» **Problem statement**
Reproduce the records below in their entirety, character for character.

» **Stored records**
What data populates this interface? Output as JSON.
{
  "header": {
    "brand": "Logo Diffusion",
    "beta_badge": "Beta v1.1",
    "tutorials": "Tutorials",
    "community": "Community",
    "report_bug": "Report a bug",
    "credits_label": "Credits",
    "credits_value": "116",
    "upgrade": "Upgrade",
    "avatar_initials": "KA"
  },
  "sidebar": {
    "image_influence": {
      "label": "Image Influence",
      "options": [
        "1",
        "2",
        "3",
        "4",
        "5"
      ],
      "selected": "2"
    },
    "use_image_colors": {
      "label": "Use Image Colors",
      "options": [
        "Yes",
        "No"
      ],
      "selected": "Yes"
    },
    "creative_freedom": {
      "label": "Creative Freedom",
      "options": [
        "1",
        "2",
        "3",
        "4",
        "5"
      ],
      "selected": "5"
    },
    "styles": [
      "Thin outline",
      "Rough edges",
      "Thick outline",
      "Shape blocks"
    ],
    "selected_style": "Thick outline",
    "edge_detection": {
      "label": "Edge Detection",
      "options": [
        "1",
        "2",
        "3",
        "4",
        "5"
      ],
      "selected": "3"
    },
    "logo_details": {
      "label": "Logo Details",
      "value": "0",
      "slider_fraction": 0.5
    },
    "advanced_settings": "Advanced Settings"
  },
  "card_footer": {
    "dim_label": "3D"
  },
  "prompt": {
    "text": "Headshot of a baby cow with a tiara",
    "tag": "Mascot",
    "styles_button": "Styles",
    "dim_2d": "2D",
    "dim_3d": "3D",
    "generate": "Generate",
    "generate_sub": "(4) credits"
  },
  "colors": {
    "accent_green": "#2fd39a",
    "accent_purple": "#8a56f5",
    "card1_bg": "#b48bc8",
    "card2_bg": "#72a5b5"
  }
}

» **Final result**
What data populates this interface? Output as JSON.
{
  "header": {
    "brand": "Logo Diffusion",
    "beta_badge": "Beta v1.1",
    "tutorials": "Tutorials",
    "community": "Community",
    "report_bug": "Report a bug",
    "credits_label": "Credits",
    "credits_value": "116",
    "upgrade": "Upgrade",
    "avatar_initials": "KA"
  },
  "sidebar": {
    "image_influence": {
      "label": "Image Influence",
      "options": [
        "1",
        "2",
        "3",
        "4",
        "5"
      ],
      "selected": "2"
    },
    "use_image_colors": {
      "label": "Use Image Colors",
      "options": [
        "Yes",
        "No"
      ],
      "selected": "Yes"
    },
    "creative_freedom": {
      "label": "Creative Freedom",
      "options": [
        "1",
        "2",
        "3",
        "4",
        "5"
      ],
      "selected": "5"
    },
    "styles": [
      "Thin outline",
      "Rough edges",
      "Thick outline",
      "Shape blocks"
    ],
    "selected_style": "Thick outline",
    "edge_detection": {
      "label": "Edge Detection",
      "options": [
        "1",
        "2",
        "3",
        "4",
        "5"
      ],
      "selected": "3"
    },
    "logo_details": {
      "label": "Logo Details",
      "value": "0",
      "slider_fraction": 0.5
    },
    "advanced_settings": "Advanced Settings"
  },
  "card_footer": {
    "dim_label": "3D"
  },
  "prompt": {
    "text": "Headshot of a baby cow with a tiara",
    "tag": "Mascot",
    "styles_button": "Styles",
    "dim_2d": "2D",
    "dim_3d": "3D",
    "generate": "Generate",
    "generate_sub": "(4) credits"
  },
  "colors": {
    "accent_green": "#2fd39a",
    "accent_purple": "#8a56f5",
    "card1_bg": "#b48bc8",
    "card2_bg": "#72a5b5"
  }
}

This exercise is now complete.